**Exercise requirements**
Work out how many lines in the entries below include the word "model". Give nothing but the number.

**Input rows**
## Start

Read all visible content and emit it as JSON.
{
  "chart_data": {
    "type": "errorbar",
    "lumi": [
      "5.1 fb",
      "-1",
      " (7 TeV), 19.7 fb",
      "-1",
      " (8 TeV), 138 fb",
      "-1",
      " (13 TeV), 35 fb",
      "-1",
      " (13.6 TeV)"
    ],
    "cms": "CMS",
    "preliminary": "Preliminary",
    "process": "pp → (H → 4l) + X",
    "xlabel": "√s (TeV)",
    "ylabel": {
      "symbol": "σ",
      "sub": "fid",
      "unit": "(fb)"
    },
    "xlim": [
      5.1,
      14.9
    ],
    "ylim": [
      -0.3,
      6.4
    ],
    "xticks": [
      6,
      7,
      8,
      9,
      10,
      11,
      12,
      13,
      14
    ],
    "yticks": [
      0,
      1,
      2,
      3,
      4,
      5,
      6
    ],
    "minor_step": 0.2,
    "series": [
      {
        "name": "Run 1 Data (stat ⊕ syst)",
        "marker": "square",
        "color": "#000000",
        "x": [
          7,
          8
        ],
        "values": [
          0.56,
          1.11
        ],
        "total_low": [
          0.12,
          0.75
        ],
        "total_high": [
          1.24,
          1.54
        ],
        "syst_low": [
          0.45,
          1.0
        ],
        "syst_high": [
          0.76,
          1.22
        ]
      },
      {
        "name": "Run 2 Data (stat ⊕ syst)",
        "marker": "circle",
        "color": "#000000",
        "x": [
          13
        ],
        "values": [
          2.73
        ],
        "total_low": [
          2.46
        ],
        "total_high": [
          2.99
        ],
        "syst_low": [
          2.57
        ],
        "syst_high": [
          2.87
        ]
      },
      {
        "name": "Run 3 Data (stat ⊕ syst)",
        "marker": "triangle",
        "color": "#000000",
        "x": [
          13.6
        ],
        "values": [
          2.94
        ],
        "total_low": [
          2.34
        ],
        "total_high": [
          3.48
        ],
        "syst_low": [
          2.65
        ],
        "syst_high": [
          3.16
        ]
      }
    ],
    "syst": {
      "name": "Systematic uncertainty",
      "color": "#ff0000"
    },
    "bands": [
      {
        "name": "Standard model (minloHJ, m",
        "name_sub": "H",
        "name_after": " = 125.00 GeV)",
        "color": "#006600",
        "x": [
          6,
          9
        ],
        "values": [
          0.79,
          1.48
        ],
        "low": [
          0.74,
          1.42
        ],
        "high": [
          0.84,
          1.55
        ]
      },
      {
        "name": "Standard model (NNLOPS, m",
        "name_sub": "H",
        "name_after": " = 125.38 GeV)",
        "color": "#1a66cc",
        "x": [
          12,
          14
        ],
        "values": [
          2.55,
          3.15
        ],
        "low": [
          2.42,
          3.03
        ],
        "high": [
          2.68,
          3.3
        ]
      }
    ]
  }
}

## End
## Start

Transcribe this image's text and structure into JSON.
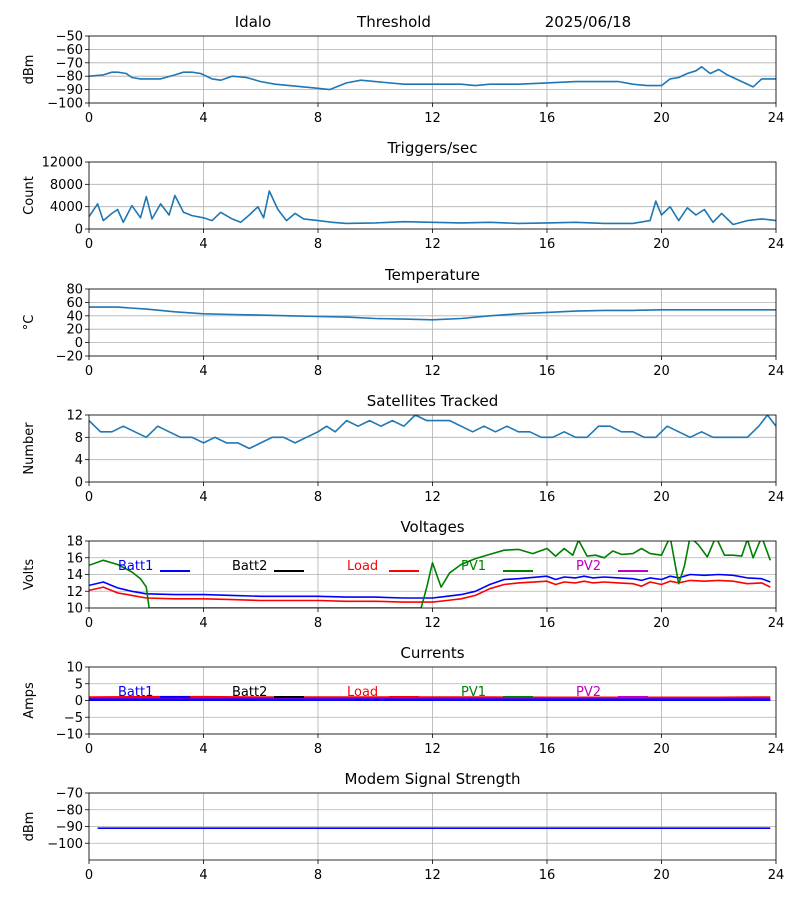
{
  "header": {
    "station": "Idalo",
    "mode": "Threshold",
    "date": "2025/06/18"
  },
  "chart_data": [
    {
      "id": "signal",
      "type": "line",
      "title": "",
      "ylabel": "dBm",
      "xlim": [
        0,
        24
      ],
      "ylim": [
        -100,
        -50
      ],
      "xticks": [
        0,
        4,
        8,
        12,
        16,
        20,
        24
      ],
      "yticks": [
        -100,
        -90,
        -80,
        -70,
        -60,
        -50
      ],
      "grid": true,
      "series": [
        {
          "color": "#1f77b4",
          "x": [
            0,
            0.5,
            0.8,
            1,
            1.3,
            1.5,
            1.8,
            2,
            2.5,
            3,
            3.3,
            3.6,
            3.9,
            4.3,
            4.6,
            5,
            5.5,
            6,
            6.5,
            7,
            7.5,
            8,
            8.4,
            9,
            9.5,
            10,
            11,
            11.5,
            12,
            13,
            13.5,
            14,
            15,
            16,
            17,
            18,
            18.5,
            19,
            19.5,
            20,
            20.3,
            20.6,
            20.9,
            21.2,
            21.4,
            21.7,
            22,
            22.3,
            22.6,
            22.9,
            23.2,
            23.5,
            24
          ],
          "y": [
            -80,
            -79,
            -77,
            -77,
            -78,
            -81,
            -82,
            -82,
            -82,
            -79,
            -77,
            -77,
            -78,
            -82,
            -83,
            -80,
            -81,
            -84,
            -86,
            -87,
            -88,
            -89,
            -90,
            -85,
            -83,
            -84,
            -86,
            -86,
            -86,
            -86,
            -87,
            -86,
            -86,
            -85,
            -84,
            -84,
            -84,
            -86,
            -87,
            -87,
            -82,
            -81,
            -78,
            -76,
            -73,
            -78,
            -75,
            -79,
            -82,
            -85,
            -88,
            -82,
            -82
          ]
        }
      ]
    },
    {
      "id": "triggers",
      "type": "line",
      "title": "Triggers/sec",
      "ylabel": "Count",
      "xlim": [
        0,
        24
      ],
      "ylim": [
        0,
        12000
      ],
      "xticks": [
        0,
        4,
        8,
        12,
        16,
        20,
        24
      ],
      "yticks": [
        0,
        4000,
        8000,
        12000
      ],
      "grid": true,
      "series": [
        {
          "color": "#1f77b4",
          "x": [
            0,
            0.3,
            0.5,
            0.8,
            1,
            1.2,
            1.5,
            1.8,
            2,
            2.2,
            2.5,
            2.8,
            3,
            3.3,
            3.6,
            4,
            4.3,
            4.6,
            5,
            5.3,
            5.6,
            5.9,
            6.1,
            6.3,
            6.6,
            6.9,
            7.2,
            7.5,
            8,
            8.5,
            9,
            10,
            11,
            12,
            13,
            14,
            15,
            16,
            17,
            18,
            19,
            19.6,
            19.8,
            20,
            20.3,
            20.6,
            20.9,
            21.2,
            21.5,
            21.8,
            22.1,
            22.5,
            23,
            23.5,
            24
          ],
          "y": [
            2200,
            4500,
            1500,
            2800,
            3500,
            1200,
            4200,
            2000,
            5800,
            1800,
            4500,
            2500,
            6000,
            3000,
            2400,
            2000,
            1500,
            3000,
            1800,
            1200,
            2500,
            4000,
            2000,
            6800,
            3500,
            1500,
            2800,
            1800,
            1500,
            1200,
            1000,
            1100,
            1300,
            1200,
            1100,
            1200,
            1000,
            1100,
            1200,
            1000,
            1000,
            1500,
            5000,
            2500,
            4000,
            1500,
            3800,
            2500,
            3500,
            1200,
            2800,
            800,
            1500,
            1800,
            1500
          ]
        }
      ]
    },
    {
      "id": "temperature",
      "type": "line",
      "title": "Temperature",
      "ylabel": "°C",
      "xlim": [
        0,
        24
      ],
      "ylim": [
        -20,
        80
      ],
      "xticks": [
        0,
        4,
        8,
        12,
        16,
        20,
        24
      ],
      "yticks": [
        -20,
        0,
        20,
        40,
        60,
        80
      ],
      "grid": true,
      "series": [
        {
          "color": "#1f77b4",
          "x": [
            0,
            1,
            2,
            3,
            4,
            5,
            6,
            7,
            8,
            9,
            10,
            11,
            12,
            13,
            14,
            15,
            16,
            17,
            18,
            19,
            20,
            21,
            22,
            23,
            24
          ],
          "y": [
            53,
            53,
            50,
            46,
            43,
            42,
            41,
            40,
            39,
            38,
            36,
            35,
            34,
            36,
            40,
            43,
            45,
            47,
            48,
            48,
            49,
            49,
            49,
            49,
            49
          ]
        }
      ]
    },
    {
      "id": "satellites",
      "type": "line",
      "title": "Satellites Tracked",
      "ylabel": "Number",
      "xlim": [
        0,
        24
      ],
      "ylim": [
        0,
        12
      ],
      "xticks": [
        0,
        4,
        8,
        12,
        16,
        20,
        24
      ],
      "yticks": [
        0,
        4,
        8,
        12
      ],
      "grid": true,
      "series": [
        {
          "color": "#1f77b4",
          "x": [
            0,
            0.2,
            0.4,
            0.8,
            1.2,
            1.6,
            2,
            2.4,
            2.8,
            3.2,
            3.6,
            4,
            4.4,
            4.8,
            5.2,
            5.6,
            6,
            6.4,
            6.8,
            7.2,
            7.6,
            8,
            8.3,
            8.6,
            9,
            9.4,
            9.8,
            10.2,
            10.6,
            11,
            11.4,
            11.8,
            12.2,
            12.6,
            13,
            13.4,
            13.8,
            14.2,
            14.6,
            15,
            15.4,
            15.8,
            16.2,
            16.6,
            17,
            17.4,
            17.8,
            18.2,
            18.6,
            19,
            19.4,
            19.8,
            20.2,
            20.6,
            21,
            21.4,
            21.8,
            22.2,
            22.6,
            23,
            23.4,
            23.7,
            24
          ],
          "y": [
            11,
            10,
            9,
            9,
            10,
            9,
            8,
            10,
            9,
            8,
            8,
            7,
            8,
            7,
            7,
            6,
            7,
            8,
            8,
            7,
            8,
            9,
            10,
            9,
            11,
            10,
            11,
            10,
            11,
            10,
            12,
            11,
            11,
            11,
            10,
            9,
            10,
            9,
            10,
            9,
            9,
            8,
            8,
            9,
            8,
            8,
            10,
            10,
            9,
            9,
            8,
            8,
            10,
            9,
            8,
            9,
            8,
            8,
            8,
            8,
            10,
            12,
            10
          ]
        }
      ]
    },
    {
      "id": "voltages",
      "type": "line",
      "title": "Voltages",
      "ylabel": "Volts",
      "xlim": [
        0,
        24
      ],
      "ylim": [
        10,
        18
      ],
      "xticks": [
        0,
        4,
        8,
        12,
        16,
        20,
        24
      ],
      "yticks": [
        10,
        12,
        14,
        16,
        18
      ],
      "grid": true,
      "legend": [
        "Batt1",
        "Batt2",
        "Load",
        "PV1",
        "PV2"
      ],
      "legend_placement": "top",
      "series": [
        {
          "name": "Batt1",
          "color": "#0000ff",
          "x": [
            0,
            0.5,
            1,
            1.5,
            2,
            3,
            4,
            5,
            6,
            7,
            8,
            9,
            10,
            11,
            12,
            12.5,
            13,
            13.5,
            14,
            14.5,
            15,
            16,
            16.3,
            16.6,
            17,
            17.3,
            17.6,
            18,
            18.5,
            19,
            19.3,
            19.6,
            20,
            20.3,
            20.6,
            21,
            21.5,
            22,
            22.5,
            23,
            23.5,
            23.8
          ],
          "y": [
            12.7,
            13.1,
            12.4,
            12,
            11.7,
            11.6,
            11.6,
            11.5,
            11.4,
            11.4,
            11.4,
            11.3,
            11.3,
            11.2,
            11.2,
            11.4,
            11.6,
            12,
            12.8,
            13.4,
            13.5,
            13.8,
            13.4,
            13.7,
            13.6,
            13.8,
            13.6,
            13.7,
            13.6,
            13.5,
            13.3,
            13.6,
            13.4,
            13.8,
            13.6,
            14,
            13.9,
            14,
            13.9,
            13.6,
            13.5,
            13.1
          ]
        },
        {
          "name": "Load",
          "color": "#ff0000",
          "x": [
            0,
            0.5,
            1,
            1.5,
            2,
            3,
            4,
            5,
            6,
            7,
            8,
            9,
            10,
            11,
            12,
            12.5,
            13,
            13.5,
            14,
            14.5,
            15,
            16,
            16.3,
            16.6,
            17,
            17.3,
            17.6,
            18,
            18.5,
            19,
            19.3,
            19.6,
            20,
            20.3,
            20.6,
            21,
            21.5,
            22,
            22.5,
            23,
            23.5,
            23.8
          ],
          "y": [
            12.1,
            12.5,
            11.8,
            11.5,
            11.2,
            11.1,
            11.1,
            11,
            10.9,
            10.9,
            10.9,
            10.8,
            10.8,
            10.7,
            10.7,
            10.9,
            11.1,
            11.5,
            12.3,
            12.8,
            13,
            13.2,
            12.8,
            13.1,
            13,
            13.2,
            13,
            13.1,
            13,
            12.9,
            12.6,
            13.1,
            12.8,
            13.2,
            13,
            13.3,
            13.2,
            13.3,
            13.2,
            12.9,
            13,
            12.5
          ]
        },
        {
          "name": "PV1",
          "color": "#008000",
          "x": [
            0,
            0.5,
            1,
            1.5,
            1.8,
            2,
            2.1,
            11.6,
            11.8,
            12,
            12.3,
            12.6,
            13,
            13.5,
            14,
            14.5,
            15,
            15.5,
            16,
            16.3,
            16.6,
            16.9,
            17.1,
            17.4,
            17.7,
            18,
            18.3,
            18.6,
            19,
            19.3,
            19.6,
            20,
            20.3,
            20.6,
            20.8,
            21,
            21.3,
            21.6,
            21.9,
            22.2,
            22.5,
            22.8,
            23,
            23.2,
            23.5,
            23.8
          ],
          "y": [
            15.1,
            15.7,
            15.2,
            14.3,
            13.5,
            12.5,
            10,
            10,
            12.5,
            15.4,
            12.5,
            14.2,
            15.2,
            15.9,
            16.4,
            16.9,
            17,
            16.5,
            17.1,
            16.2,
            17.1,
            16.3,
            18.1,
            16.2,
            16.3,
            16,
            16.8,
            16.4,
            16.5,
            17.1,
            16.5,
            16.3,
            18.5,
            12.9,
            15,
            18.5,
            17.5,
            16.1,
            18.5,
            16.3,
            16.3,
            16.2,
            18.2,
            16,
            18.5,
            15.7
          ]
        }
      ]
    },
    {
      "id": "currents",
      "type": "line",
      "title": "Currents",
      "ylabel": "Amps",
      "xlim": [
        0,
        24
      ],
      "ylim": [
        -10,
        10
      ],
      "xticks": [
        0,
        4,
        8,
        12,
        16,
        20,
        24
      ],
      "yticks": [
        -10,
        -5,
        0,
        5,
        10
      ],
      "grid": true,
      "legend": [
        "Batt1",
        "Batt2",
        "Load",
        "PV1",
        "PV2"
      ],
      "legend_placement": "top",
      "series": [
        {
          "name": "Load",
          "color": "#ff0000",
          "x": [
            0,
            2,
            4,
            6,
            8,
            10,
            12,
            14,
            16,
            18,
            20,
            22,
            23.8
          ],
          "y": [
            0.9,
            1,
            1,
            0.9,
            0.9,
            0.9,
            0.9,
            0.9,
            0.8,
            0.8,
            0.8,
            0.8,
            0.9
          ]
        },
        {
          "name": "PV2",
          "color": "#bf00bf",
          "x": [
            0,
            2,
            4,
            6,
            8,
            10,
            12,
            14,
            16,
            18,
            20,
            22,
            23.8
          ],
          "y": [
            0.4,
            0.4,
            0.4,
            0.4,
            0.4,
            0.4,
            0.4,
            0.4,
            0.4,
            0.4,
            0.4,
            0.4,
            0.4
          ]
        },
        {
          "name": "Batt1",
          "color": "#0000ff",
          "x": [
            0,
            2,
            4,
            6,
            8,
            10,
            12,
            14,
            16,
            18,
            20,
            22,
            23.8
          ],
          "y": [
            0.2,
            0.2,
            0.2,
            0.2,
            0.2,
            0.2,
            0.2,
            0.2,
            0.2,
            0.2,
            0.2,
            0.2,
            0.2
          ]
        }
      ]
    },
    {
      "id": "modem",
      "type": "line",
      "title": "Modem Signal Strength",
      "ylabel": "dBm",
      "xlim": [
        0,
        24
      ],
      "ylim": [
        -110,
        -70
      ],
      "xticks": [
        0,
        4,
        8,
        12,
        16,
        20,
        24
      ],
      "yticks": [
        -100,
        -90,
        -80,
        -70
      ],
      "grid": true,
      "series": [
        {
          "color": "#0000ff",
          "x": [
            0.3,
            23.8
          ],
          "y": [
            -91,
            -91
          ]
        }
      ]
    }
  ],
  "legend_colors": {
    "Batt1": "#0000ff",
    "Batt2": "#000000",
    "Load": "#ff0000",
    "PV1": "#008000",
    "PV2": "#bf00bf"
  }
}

## End

**Exercise solution**
2